Copy the data below verbatim, keeping every line in its original order.

Listings of boxed layout items
********************

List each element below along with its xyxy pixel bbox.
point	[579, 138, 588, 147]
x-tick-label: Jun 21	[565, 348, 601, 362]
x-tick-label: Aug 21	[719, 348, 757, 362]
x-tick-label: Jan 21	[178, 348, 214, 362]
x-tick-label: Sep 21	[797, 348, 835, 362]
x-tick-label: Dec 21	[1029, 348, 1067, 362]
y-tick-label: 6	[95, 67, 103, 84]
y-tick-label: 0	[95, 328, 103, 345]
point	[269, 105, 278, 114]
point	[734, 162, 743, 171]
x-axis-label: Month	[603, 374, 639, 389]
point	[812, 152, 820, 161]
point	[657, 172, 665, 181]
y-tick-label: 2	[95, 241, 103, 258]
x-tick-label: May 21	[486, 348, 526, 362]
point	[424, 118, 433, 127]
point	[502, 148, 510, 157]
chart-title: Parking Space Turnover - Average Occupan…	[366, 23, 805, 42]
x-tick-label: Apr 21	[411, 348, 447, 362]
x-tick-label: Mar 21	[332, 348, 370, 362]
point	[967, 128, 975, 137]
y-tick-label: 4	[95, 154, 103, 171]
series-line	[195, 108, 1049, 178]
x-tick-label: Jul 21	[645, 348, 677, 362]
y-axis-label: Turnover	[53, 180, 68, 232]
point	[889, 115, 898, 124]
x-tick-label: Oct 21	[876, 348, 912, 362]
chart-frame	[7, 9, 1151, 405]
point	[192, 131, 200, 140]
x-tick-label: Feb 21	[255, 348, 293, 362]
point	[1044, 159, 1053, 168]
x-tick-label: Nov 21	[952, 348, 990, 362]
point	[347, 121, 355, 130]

********************

THE RESULT =
List each element below along with its xyxy pixel bbox.
point	[579, 138, 588, 147]
x-tick-label: Jun 21	[565, 348, 601, 362]
x-tick-label: Aug 21	[719, 348, 757, 362]
x-tick-label: Jan 21	[178, 348, 214, 362]
x-tick-label: Sep 21	[797, 348, 835, 362]
x-tick-label: Dec 21	[1029, 348, 1067, 362]
y-tick-label: 6	[95, 67, 103, 84]
y-tick-label: 0	[95, 328, 103, 345]
point	[269, 105, 278, 114]
point	[734, 162, 743, 171]
x-axis-label: Month	[603, 374, 639, 389]
point	[812, 152, 820, 161]
point	[657, 172, 665, 181]
y-tick-label: 2	[95, 241, 103, 258]
x-tick-label: May 21	[486, 348, 526, 362]
point	[424, 118, 433, 127]
point	[502, 148, 510, 157]
chart-title: Parking Space Turnover - Average Occupan…	[366, 23, 805, 42]
x-tick-label: Apr 21	[411, 348, 447, 362]
x-tick-label: Mar 21	[332, 348, 370, 362]
point	[967, 128, 975, 137]
y-tick-label: 4	[95, 154, 103, 171]
series-line	[195, 108, 1049, 178]
x-tick-label: Jul 21	[645, 348, 677, 362]
y-axis-label: Turnover	[53, 180, 68, 232]
point	[889, 115, 898, 124]
x-tick-label: Oct 21	[876, 348, 912, 362]
chart-frame	[7, 9, 1151, 405]
point	[192, 131, 200, 140]
x-tick-label: Feb 21	[255, 348, 293, 362]
point	[1044, 159, 1053, 168]
x-tick-label: Nov 21	[952, 348, 990, 362]
point	[347, 121, 355, 130]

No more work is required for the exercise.